TEXT:
Pro-choice forces have had stronghold in California for quite some time, but that all may be changing very soon.
READ: California Judge Upholds Decision Forcing Churches to Cover Abortions
As Live Action News recently reported, Superior Court Judge Gloria Trask ruled that the state Reproductive Fact Act, which requires pro-life pregnancy centers to advertise that the state has public program providing abortion, is unconstitutional.
The law was signed almost exactly two years ago by pro-choice Democratic Governor Jerry Brown. From the start it has been termed the “bully” bill by pro-lifers and the pregnancy centers which offer life-affirming alternatives to abortion.
What Judge Trask found to be “compelled speech” pertained to the law’s requiring that the following statement be posted:
California has public programs that provide immediate free or low-cost access to comprehensive family planning services (including all FDA-approved methods of contraception), prenatal care, and abortion for eligible women. To determine whether you qualify, contact the county social services office at [insert the telephone number].
As Christian News further noted, the law, according to Judge Trask’s finding, goes against the California Constitution, specifically Article 1, Section 2, “Every person may freely speak, write and publish his or her sentiments on all subjects, being responsible for the abuse of this right. A law may not restrain or abridge liberty of speech or press.”
She also noted that the state can provide this information through other means besides compelling those opposed to such services to promote it for them. “The statute compels the clinic to speak words with which it profoundly disagrees when the state has numerous alternative methods of publishing its message,” she said.
It’s hard to imagine how a law, which has been termed the “bully” bill for a reason, could more clearly restrict a person right to “freely speak, write and publish his or her sentiments on all subjects…” California is ranked one of the least protective states of life by Americans United for Life. They do not report their abortion statistics to the Centers for Disease Control, making it difficult to point to how many women undergo the abortion procedure in the state. California’s abortion laws, however, which are not merely pro-choice, but which communicate a sort of pro-abortion and anti- pro-life viewpoint, may suggest that the state already has high abortion rates.
Therefore, the state hardly needs to use the unwilling actors of pregnancy centers, which by their purpose oppose abortion, while also promoting life-affirming alternatives to women who willingly walk through their doors. Many centers are also run by Christians. When filing the lawsuit in 2015, Scott Scharpen, a pastor at Rock Valley Christian Church in Murietta, who also founded Go Mobile for Life, warned:
If the California state government gets away with telling pregnancy clinics what to say and even how to say it, then ALL faith-based businesses are at risk of being bullied into delivering the government’s mandated speech.
The religious convictions of Pastor Scharpen also made their way into the decision. From Pregnancy Help News:
None of those options involve running roughshod over the deeply held religious convictions held by Scharpen—who also serves as a pastor—who would have been forced to speak a government message that would have left “patients with the belief they were referred to an abortion provider by that clinic,” Trask explained.
In a much-needed victory for unborn life and those who seek to protect such life, Judge Trask’s decision blocks the law as a permanent injunction. According to a press release, however, California Attorney General Xavier Becerra will appeal the decision.
The law is also being appealed to the U.S. Supreme Court, after the Ninth Circuit Court of Appeals, which frequently rules in favor of abortion, and is the most reversed appeals court, allowed the law to remain in October 2016, one year after the bill was signed into law.

RECORDS PROVIDED:

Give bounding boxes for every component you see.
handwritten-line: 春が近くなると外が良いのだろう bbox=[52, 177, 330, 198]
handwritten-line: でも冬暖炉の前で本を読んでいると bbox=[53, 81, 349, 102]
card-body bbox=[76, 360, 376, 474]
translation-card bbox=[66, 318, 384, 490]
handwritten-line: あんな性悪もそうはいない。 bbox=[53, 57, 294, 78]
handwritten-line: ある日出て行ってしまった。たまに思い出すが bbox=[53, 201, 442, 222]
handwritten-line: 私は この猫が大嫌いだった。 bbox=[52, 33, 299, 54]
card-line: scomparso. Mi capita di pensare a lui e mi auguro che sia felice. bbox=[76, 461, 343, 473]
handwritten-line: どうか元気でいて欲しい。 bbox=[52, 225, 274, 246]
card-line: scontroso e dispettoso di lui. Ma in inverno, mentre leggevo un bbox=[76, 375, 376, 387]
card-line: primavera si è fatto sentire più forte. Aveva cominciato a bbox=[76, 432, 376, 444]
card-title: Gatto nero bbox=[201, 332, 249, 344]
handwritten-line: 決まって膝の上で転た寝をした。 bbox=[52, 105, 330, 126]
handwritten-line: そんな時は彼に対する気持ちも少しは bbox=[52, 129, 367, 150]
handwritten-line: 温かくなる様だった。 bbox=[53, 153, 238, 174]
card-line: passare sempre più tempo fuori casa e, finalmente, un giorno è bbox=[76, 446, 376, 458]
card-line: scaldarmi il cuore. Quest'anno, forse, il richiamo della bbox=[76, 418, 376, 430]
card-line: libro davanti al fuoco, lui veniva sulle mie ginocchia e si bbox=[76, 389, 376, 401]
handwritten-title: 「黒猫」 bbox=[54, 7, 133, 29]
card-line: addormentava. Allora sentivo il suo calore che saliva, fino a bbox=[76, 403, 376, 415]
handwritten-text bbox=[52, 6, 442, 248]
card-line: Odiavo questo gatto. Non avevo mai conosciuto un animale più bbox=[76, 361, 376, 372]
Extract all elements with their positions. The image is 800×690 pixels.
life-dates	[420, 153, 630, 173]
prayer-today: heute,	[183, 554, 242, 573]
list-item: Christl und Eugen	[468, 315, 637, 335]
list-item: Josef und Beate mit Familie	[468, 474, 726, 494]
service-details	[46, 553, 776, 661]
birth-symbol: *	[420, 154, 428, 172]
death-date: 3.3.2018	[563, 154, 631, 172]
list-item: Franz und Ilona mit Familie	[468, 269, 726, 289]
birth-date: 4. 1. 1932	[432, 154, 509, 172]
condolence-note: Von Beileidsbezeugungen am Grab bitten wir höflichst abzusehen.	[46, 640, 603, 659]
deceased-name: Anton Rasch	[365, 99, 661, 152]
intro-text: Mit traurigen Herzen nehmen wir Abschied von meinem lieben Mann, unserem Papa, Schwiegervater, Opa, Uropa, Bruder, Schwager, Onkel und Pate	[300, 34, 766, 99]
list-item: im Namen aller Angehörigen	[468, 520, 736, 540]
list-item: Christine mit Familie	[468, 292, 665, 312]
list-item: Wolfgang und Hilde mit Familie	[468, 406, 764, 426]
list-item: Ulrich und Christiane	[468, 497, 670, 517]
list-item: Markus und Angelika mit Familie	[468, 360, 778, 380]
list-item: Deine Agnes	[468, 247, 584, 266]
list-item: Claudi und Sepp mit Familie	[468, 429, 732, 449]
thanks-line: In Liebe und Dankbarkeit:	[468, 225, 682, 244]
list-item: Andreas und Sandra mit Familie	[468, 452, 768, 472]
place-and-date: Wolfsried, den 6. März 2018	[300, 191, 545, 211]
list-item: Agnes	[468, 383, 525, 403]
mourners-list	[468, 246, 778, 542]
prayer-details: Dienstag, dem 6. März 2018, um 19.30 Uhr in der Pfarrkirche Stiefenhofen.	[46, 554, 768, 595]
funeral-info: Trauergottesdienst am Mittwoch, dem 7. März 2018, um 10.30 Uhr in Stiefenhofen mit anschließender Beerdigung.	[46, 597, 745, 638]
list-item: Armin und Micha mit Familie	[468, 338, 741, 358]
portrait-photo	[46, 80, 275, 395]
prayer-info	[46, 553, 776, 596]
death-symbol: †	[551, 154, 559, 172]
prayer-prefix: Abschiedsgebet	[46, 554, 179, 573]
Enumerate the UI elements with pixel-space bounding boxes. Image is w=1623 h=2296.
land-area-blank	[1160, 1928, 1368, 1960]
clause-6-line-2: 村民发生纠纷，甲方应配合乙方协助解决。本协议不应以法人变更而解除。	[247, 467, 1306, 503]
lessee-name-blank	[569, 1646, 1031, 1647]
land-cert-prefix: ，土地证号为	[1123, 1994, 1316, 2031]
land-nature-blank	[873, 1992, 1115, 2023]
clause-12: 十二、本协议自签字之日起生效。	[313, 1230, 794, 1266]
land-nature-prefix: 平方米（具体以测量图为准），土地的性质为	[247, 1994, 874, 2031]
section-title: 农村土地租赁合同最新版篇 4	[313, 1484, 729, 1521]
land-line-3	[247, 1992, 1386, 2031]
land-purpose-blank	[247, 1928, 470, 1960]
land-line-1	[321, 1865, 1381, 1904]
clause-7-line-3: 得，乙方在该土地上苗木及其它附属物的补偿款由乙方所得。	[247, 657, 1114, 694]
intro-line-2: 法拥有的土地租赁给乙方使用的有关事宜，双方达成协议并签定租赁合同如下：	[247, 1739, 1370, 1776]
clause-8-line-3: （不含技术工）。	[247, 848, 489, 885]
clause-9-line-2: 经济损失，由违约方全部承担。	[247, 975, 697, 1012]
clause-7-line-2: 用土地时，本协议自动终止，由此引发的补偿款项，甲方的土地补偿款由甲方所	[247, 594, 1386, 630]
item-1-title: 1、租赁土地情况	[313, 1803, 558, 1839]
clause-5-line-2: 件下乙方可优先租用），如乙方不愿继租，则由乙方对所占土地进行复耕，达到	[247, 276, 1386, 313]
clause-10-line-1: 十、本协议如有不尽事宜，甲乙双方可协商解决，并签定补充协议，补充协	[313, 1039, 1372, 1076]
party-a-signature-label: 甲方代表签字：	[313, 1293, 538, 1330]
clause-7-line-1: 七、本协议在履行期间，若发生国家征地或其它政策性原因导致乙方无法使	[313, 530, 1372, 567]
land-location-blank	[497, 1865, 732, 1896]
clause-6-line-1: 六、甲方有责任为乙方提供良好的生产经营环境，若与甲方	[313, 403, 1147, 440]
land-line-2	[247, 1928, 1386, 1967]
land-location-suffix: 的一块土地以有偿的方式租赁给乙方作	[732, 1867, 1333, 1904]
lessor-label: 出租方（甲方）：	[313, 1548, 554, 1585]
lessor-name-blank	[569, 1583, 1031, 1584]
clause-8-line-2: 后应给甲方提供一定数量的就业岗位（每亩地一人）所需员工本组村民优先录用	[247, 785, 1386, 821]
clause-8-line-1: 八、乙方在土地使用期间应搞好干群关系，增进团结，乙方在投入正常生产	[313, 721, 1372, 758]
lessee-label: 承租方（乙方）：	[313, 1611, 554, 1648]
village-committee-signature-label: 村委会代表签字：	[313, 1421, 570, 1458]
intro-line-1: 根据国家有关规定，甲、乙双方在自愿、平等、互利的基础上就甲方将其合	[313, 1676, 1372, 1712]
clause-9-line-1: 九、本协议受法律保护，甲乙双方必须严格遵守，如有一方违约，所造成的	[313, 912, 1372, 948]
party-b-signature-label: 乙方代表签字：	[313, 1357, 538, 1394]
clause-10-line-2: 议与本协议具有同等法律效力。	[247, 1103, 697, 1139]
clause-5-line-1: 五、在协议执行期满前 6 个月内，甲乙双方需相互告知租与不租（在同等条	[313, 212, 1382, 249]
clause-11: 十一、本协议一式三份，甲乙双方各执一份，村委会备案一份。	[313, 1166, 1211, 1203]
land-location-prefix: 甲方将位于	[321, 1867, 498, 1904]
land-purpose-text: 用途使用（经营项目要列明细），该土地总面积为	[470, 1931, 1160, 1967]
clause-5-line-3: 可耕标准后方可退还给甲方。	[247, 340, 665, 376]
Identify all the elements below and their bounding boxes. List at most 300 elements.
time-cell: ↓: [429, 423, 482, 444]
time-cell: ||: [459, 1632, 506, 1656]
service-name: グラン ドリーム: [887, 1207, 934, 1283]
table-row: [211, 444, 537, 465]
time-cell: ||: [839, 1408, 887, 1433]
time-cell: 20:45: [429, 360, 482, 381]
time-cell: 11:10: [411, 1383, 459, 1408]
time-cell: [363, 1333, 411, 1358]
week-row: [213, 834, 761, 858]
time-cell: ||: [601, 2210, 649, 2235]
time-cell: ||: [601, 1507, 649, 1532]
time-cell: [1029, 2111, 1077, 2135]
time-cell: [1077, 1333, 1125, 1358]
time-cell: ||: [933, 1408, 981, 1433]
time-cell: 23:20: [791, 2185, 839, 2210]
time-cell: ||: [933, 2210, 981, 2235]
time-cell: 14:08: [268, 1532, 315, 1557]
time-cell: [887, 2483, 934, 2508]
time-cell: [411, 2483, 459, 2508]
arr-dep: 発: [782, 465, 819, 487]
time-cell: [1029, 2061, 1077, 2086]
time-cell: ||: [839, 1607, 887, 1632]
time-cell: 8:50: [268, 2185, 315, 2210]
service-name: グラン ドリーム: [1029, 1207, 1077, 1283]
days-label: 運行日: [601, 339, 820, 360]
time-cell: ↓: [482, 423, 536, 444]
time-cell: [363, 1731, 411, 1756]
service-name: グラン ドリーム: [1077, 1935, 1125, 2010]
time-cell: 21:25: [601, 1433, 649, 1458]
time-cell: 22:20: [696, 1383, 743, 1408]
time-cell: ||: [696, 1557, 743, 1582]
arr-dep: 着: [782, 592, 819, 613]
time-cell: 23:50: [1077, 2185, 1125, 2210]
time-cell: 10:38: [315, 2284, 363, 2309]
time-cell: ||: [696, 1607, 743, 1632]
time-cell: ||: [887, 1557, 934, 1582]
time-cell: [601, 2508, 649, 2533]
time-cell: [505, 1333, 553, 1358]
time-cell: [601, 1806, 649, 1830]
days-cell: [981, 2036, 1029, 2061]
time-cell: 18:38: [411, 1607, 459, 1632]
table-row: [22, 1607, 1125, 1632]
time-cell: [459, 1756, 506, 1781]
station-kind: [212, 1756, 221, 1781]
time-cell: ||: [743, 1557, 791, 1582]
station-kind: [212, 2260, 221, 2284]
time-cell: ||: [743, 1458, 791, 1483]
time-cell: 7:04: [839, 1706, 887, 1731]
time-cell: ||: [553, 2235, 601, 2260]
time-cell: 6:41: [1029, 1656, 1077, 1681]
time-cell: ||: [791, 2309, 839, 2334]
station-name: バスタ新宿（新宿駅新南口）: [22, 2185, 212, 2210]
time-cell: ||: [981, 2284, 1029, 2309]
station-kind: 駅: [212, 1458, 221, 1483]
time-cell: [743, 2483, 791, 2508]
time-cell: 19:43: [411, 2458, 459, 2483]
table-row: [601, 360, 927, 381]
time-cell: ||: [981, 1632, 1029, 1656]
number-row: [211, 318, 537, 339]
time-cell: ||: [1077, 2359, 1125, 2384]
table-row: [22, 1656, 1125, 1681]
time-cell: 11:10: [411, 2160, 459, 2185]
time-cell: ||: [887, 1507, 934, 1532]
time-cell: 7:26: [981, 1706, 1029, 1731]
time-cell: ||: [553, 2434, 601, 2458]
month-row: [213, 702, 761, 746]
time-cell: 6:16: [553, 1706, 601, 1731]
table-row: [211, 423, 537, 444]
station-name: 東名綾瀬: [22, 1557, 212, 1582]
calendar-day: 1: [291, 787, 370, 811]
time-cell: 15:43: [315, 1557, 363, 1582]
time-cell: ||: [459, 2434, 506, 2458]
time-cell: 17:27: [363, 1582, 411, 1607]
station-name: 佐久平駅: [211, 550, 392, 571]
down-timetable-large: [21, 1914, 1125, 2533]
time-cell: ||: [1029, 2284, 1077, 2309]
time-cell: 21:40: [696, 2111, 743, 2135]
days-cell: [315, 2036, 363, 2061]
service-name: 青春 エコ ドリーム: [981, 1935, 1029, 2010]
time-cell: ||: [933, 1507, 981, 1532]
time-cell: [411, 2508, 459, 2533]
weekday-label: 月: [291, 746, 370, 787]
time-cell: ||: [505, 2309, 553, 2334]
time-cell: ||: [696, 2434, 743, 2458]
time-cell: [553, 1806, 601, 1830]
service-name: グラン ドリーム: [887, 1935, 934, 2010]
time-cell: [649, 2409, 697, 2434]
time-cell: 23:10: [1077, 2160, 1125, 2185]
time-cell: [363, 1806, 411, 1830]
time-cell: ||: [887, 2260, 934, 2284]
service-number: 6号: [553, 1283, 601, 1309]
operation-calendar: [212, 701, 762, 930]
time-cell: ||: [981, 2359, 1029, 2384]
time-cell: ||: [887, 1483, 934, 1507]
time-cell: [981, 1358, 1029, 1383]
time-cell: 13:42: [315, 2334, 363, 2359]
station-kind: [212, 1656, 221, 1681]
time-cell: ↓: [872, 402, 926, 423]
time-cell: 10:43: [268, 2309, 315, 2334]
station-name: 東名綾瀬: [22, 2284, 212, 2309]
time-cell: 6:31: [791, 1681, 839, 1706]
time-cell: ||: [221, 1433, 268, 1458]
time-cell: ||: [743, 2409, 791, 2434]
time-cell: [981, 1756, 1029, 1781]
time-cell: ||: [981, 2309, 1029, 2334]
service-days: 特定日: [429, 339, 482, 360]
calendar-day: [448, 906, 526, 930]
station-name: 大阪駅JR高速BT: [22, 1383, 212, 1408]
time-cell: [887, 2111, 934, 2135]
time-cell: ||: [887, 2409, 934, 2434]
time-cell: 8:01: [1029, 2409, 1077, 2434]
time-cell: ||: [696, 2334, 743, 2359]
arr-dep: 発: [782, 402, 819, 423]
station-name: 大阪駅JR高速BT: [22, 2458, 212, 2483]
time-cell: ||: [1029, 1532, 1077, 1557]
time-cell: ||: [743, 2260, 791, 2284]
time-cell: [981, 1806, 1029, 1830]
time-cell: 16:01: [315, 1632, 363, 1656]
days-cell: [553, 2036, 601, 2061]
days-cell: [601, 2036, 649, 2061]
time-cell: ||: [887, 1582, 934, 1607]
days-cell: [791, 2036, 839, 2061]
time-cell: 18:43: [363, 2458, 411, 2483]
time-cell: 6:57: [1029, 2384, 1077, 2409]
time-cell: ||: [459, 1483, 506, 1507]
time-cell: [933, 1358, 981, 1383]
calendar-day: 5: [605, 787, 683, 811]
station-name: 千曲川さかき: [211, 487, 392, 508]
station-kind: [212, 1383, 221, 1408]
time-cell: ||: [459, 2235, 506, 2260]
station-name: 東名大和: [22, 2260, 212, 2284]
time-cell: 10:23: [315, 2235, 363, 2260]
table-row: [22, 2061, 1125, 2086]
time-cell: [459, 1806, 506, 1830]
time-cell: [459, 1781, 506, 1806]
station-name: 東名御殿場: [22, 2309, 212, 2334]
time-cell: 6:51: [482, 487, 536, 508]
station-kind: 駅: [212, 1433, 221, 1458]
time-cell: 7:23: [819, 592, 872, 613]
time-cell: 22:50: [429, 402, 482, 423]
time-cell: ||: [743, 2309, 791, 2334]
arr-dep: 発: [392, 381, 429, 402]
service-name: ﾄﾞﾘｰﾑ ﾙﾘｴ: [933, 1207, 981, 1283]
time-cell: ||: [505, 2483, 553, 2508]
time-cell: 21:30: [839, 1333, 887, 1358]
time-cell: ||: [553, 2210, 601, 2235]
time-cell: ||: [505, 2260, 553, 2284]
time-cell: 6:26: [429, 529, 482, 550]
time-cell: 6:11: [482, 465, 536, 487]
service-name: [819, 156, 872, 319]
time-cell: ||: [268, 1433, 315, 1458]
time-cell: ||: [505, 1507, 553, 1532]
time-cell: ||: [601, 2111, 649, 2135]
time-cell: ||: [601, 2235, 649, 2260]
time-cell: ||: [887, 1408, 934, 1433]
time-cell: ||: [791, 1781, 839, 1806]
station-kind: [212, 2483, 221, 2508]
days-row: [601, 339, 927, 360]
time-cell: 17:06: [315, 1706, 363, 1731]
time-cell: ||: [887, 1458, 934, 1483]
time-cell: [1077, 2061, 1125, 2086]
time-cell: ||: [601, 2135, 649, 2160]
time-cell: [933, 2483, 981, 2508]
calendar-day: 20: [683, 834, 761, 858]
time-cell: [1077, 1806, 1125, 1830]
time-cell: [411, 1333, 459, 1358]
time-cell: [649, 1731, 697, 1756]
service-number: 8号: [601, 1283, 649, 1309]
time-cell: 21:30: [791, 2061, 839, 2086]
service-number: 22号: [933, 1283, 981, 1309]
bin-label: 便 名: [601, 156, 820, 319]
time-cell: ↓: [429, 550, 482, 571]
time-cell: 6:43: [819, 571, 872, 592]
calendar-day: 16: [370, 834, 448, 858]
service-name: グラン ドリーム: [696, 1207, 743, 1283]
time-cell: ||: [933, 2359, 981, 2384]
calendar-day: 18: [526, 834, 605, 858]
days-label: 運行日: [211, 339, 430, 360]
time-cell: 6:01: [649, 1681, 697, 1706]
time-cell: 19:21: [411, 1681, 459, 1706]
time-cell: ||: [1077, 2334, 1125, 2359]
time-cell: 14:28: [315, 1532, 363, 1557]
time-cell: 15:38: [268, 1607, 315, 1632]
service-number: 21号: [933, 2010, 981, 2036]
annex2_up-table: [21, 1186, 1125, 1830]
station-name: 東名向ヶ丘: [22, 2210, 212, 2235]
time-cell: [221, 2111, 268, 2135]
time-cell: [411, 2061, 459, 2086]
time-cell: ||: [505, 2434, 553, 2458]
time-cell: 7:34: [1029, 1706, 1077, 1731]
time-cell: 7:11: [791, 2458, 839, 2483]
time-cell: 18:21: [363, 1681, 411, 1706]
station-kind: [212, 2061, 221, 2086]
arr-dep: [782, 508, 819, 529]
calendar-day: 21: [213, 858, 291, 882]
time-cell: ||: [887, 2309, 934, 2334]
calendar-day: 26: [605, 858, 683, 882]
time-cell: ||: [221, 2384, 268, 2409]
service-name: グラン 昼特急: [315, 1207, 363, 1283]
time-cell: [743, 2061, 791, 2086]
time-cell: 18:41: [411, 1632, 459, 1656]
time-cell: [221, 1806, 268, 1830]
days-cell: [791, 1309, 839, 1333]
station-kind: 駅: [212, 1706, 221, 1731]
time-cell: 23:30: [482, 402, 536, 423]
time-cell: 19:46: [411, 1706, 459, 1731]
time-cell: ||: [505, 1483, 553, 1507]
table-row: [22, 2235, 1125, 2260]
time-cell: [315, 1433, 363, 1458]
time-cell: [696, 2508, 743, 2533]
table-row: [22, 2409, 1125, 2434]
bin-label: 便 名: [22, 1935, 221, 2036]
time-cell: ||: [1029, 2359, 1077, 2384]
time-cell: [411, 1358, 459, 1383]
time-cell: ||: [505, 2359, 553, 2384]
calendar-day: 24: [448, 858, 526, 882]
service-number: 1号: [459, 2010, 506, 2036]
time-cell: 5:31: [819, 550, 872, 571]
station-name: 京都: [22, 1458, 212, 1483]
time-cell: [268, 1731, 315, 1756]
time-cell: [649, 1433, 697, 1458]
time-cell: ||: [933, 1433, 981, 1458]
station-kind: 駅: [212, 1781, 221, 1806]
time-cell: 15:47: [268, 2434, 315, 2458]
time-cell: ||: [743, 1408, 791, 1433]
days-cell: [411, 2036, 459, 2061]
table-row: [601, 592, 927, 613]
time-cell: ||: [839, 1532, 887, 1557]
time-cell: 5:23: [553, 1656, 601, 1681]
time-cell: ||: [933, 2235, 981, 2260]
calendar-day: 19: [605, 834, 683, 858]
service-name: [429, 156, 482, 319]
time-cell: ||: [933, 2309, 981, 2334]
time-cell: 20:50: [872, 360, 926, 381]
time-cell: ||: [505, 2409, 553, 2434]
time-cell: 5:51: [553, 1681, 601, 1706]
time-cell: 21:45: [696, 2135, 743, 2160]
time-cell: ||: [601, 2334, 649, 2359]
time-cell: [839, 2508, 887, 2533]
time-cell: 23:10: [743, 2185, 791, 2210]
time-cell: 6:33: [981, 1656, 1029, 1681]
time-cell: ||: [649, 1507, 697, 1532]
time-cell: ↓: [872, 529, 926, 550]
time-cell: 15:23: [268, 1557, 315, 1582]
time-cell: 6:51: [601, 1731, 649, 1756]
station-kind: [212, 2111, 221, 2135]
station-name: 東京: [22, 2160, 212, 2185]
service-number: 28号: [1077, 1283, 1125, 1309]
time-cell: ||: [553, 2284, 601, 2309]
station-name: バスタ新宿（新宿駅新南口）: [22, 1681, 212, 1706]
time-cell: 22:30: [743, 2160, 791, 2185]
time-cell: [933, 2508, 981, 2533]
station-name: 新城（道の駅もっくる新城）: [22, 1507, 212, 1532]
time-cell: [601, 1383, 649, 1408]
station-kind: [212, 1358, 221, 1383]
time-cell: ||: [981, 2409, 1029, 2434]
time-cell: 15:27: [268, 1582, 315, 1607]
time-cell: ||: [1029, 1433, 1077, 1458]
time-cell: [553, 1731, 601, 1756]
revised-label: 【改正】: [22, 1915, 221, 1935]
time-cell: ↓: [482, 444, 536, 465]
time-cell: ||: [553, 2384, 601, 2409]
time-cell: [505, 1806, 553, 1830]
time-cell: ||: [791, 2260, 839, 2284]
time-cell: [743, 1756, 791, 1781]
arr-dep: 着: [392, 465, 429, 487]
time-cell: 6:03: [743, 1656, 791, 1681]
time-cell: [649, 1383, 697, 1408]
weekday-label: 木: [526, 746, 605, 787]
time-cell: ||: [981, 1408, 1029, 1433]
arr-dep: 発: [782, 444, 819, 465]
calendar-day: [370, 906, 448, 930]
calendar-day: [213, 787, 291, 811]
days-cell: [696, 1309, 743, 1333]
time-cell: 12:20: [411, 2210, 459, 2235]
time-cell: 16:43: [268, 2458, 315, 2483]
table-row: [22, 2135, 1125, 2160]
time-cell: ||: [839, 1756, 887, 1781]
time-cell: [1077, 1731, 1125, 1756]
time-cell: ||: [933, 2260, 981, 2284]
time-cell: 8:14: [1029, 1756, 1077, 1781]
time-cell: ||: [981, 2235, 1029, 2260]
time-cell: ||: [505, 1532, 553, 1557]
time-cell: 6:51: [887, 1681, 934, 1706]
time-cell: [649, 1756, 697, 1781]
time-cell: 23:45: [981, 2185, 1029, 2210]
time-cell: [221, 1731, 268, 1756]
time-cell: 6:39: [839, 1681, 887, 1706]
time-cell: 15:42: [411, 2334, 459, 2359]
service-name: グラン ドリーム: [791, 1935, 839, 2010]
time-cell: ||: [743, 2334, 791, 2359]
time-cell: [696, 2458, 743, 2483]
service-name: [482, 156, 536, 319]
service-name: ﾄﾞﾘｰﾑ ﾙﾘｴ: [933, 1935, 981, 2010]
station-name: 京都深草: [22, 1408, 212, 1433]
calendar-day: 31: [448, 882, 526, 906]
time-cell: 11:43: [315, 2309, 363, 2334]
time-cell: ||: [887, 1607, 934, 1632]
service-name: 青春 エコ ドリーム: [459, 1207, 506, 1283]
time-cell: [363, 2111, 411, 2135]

WORK INSTRUCTIONS:
Answer from the article about the California pregnancy-center law:
(a) Which judge ruled the law unconstitutional?
(b) Which governor signed the law?
(c) According to a press release, who will appeal the judge's decision?
The records were taken from a different source than the article.

RESPONSE BELOW:
(a) Superior Court Judge Gloria Trask
(b) Democratic Governor Jerry Brown
(c) California Attorney General Xavier Becerra